### TO BE DONE:
Your task is to repeat the entries underneath exactly, minus the pictures.

[Part of a data file]

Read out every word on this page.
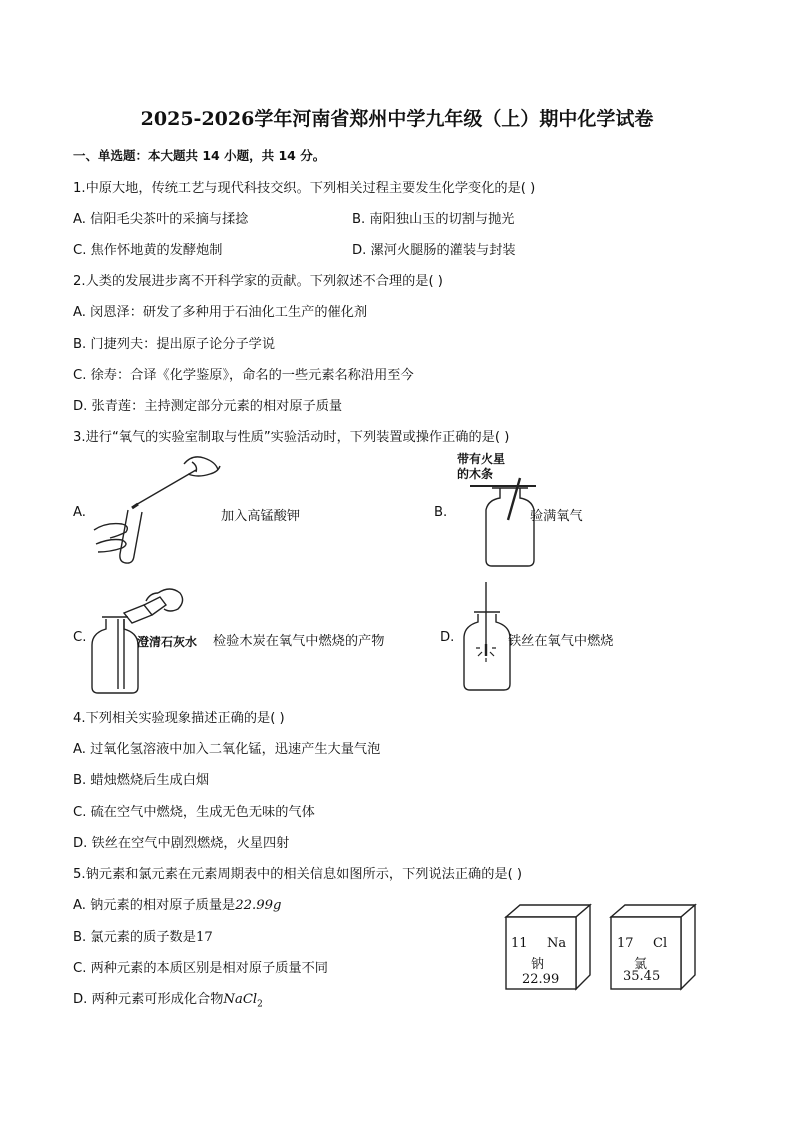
2025-2026学年河南省郑州中学九年级（上）期中化学试卷
一、单选题：本大题共 14 小题，共 14 分。
1.中原大地，传统工艺与现代科技交织。下列相关过程主要发生化学变化的是( )
A. 信阳毛尖茶叶的采摘与揉捻	B. 南阳独山玉的切割与抛光
C. 焦作怀地黄的发酵炮制	D. 漯河火腿肠的灌装与封装
2.人类的发展进步离不开科学家的贡献。下列叙述不合理的是( )
A. 闵恩泽：研发了多种用于石油化工生产的催化剂
B. 门捷列夫：提出原子论分子学说
C. 徐寿：合译《化学鉴原》，命名的一些元素名称沿用至今
D. 张青莲：主持测定部分元素的相对原子质量
3.进行“氧气的实验室制取与性质”实验活动时，下列装置或操作正确的是( )
A.	加入高锰酸钾	B.
带有火星
的木条
验满氧气
C.	澄清石灰水 检验木炭在氧气中燃烧的产物	D.	铁丝在氧气中燃烧
4.下列相关实验现象描述正确的是( )
A. 过氧化氢溶液中加入二氧化锰，迅速产生大量气泡
B. 蜡烛燃烧后生成白烟
C. 硫在空气中燃烧，生成无色无味的气体
D. 铁丝在空气中剧烈燃烧，火星四射
5.钠元素和氯元素在元素周期表中的相关信息如图所示，下列说法正确的是( )
A. 钠元素的相对原子质量是22.99g
B. 氯元素的质子数是17
C. 两种元素的本质区别是相对原子质量不同
D. 两种元素可形成化合物NaCl$_2$
11 Na
钠
22.99
17 Cl
氯
35.45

### ANSWER BELOW:
Read out every word on this page.
2025-2026学年河南省郑州中学九年级（上）期中化学试卷
一、单选题：本大题共 14 小题，共 14 分。
1.中原大地，传统工艺与现代科技交织。下列相关过程主要发生化学变化的是( )
A. 信阳毛尖茶叶的采摘与揉捻	B. 南阳独山玉的切割与抛光
C. 焦作怀地黄的发酵炮制	D. 漯河火腿肠的灌装与封装
2.人类的发展进步离不开科学家的贡献。下列叙述不合理的是( )
A. 闵恩泽：研发了多种用于石油化工生产的催化剂
B. 门捷列夫：提出原子论分子学说
C. 徐寿：合译《化学鉴原》，命名的一些元素名称沿用至今
D. 张青莲：主持测定部分元素的相对原子质量
3.进行“氧气的实验室制取与性质”实验活动时，下列装置或操作正确的是( )
A.	加入高锰酸钾	B.
带有火星
的木条
验满氧气
C.	澄清石灰水 检验木炭在氧气中燃烧的产物	D.	铁丝在氧气中燃烧
4.下列相关实验现象描述正确的是( )
A. 过氧化氢溶液中加入二氧化锰，迅速产生大量气泡
B. 蜡烛燃烧后生成白烟
C. 硫在空气中燃烧，生成无色无味的气体
D. 铁丝在空气中剧烈燃烧，火星四射
5.钠元素和氯元素在元素周期表中的相关信息如图所示，下列说法正确的是( )
A. 钠元素的相对原子质量是22.99g
B. 氯元素的质子数是17
C. 两种元素的本质区别是相对原子质量不同
D. 两种元素可形成化合物NaCl$_2$
11 Na
钠
22.99
17 Cl
氯
35.45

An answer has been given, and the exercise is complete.